**Task goal**
Which lines below hold the word "从上到下"? Report each one.

**Stored rows**
::::::::
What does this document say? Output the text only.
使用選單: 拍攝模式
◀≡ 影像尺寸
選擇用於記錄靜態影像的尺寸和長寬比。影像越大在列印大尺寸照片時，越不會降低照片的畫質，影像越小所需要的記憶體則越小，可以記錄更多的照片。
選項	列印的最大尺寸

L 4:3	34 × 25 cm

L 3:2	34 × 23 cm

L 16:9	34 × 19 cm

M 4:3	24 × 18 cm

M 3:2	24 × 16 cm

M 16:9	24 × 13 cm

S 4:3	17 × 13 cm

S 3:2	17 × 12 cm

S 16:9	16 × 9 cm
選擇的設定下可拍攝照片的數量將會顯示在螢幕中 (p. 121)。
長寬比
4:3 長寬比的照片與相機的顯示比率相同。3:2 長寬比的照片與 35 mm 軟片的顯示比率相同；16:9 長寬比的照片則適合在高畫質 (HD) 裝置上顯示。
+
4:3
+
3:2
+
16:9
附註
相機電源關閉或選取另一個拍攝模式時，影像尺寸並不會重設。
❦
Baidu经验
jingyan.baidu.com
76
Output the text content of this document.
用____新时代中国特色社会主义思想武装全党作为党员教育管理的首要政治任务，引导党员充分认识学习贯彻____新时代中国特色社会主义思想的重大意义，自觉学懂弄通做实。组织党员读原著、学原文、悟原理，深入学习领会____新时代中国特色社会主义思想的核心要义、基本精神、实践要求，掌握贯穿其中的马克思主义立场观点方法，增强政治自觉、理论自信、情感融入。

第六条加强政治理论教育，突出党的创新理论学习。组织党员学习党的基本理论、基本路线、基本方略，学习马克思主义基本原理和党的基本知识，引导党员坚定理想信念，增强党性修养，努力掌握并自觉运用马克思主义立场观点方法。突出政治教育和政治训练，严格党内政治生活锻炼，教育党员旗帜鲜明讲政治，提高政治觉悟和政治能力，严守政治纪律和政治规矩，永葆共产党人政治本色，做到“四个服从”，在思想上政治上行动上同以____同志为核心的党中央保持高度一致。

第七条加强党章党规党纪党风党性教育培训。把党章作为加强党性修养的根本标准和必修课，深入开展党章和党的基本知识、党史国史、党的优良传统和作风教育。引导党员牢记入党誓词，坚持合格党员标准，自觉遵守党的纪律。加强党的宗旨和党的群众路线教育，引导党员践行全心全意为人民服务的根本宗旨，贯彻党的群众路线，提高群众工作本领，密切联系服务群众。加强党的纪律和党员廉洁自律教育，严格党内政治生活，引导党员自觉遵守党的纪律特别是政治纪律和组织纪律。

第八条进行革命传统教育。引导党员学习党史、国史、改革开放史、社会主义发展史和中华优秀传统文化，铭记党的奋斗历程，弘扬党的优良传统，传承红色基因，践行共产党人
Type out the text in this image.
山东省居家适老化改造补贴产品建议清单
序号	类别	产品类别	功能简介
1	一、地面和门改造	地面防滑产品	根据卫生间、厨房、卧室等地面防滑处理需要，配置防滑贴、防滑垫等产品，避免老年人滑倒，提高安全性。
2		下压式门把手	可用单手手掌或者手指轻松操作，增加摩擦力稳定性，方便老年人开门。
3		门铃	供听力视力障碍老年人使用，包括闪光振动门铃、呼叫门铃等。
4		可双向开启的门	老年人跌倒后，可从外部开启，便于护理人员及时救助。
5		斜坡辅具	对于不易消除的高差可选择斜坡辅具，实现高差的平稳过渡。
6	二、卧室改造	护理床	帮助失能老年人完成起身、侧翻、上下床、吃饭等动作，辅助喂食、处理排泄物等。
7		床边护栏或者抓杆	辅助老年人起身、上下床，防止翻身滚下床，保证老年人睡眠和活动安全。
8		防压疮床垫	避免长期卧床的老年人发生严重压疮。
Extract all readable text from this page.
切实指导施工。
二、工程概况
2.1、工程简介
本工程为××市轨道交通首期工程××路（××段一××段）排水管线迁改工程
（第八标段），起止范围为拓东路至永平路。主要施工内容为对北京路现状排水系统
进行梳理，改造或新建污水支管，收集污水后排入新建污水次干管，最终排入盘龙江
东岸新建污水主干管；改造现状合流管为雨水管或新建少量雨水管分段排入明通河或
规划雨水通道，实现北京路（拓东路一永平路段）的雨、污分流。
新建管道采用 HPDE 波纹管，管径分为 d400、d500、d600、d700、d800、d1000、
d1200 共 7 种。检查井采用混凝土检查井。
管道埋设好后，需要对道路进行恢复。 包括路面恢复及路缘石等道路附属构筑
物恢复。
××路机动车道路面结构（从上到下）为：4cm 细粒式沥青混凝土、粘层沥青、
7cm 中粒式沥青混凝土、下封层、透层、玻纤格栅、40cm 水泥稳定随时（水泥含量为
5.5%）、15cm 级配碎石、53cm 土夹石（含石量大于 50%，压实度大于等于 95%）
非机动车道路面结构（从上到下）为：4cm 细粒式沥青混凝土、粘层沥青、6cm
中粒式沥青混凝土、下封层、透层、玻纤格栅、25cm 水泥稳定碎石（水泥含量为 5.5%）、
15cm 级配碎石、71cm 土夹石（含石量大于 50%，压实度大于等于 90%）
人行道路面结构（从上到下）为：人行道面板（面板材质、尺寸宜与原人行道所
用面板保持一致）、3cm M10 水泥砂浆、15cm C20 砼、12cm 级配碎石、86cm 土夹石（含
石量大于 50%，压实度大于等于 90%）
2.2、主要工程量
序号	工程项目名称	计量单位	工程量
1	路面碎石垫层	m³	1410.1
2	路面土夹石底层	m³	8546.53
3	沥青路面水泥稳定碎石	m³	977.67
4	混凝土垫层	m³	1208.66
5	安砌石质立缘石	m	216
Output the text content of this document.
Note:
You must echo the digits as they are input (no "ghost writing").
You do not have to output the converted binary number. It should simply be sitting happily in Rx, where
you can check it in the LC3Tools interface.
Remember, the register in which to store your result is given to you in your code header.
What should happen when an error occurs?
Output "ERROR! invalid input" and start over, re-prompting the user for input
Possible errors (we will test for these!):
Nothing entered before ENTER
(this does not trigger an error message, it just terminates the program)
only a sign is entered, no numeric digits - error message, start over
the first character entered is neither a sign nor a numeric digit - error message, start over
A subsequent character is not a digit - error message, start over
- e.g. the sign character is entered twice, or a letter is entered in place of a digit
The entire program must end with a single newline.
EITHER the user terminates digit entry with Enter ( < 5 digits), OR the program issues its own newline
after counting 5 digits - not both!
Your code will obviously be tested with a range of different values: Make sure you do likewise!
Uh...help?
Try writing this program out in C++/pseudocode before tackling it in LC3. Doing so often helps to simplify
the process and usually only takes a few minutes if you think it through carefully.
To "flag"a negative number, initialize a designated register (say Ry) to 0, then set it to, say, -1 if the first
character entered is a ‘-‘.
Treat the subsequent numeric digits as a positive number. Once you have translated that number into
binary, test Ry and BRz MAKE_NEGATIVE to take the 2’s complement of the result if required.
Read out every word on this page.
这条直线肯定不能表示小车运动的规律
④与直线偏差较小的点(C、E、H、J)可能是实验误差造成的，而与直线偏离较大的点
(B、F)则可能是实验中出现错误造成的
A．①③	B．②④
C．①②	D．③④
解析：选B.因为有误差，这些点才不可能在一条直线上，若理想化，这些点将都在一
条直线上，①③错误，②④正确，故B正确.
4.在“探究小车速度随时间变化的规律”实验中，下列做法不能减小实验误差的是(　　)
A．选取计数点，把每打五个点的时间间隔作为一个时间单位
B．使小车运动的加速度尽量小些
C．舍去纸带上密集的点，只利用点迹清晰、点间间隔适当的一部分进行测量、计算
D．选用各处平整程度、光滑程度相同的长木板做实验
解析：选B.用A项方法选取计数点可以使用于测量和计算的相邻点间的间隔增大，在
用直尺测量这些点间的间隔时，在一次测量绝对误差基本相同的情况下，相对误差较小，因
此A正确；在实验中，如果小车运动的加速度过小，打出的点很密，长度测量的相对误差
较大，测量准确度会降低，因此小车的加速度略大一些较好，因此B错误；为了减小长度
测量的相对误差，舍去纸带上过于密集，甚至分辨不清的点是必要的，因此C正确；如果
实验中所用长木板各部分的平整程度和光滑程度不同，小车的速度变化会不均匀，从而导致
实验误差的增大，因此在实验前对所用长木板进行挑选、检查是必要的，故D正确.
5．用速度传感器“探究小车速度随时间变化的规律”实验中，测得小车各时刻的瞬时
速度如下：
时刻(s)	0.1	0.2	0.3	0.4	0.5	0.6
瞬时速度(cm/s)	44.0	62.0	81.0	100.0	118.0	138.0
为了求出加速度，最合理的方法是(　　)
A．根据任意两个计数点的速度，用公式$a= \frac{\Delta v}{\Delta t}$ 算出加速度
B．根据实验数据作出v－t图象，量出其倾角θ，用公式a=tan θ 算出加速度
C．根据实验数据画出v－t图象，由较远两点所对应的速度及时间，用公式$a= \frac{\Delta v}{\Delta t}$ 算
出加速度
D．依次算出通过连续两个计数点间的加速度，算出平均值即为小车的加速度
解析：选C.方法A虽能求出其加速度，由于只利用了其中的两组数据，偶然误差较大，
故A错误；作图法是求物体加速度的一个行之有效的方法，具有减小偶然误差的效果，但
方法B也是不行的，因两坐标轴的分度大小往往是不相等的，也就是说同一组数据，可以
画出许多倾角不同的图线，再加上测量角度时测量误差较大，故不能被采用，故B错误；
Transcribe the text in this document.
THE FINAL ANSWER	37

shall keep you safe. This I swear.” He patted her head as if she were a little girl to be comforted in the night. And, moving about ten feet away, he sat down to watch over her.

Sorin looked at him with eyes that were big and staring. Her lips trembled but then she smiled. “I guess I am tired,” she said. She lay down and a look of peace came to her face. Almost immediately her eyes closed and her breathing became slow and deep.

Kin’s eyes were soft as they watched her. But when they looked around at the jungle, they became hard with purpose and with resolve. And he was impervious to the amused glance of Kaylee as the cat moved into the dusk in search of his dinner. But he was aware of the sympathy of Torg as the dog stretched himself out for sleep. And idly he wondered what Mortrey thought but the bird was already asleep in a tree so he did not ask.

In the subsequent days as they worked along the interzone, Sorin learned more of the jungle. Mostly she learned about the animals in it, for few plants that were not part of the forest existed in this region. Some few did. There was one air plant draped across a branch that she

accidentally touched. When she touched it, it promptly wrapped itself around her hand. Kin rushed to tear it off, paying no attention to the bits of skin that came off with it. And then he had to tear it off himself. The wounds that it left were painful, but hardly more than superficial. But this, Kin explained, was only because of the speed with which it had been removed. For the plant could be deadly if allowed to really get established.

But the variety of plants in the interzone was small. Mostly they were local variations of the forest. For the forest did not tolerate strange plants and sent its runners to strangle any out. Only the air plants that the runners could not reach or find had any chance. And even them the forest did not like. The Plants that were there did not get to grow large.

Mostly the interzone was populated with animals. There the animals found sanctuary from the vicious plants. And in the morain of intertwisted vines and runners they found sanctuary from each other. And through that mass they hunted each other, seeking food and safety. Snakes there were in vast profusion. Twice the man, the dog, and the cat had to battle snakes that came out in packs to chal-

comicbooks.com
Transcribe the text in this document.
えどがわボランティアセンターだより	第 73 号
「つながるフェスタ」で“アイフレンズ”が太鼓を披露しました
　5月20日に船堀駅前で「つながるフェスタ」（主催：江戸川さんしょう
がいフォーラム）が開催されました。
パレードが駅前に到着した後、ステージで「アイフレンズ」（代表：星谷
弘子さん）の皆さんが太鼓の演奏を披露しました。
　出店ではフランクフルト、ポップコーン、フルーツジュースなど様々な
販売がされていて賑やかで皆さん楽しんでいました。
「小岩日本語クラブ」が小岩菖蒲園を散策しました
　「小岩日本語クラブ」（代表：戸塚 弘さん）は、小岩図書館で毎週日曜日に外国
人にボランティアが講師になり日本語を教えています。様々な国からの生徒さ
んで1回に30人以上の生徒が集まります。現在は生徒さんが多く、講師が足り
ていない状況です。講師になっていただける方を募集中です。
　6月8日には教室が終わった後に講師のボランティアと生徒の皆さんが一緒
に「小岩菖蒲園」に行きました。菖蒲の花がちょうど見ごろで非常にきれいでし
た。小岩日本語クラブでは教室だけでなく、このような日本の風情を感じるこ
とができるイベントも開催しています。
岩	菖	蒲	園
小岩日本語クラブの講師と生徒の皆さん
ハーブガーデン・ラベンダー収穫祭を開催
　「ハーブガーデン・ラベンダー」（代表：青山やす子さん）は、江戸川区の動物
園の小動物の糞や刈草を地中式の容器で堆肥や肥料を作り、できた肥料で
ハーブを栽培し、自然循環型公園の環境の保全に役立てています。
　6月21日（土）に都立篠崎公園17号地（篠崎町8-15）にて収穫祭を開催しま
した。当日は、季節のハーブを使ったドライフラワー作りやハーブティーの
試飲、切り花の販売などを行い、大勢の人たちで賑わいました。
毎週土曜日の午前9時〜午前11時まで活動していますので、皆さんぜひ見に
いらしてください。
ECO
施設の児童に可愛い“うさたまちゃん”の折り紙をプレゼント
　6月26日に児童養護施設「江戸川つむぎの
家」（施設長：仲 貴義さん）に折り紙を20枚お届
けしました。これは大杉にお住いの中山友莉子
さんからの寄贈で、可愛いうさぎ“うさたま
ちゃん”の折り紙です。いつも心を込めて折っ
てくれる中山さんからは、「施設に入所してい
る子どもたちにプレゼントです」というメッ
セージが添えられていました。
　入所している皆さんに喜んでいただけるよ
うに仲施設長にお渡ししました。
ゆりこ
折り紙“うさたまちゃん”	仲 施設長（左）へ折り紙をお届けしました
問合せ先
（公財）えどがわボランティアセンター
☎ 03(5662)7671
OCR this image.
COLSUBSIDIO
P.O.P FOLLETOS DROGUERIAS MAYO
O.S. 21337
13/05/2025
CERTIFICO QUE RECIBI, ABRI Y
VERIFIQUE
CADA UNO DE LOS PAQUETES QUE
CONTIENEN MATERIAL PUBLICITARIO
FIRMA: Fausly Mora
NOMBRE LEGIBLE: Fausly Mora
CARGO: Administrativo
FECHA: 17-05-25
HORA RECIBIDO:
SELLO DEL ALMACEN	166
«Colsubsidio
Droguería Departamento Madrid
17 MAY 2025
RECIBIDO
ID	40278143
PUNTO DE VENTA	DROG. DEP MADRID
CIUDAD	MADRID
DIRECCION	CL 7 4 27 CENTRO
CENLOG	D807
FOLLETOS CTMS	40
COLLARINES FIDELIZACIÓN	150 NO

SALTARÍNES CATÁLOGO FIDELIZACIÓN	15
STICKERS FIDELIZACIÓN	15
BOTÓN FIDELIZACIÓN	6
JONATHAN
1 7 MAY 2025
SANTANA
::::::::
**Response to this exercise**
××路机动车道路面结构（从上到下）为：4cm 细粒式沥青混凝土、粘层沥青、
非机动车道路面结构（从上到下）为：4cm 细粒式沥青混凝土、粘层沥青、6cm
人行道路面结构（从上到下）为：人行道面板（面板材质、尺寸宜与原人行道所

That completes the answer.